• [WHAT THE EXERCISE ASKS]: Below is a block of records. Copy every line in it that contains the word "each".
— START —
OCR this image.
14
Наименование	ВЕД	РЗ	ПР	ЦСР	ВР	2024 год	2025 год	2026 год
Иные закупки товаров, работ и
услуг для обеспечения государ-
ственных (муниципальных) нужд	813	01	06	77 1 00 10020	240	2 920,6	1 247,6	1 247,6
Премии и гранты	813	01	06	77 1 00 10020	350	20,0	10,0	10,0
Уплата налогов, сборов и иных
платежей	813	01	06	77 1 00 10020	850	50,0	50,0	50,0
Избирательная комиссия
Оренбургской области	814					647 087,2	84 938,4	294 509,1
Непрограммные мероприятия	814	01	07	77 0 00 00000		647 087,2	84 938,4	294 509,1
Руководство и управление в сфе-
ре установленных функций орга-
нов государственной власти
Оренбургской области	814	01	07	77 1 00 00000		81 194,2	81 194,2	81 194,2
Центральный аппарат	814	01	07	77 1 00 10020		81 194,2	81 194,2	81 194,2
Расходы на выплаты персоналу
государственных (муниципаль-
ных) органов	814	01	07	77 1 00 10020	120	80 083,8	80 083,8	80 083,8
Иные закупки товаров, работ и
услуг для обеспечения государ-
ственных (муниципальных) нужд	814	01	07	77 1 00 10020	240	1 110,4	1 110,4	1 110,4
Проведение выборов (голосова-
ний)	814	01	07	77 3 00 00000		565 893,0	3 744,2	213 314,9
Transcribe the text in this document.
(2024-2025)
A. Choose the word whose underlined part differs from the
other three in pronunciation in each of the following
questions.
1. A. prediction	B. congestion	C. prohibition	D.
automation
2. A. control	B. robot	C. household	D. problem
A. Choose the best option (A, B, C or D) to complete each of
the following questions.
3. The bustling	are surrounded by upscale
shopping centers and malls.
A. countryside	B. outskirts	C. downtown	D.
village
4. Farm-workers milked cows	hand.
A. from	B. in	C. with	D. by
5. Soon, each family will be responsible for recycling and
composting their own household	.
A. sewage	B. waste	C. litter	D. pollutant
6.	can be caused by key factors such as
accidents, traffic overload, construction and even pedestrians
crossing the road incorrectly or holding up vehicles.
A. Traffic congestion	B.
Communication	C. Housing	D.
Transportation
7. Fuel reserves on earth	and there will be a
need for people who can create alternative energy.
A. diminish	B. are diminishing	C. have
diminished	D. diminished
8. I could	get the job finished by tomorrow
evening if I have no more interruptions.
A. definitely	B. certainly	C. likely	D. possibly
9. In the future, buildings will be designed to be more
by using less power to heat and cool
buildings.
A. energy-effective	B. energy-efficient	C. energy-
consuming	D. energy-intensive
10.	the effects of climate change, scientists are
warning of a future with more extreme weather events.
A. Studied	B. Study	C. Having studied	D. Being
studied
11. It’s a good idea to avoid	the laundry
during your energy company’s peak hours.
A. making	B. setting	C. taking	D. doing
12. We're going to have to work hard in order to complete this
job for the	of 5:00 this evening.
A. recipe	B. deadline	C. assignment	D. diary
— END —
• [RESPONSE TO THIS EXERCISE]:
other three in pronunciation in each of the following
A. Choose the best option (A, B, C or D) to complete each of
5. Soon, each family will be responsible for recycling and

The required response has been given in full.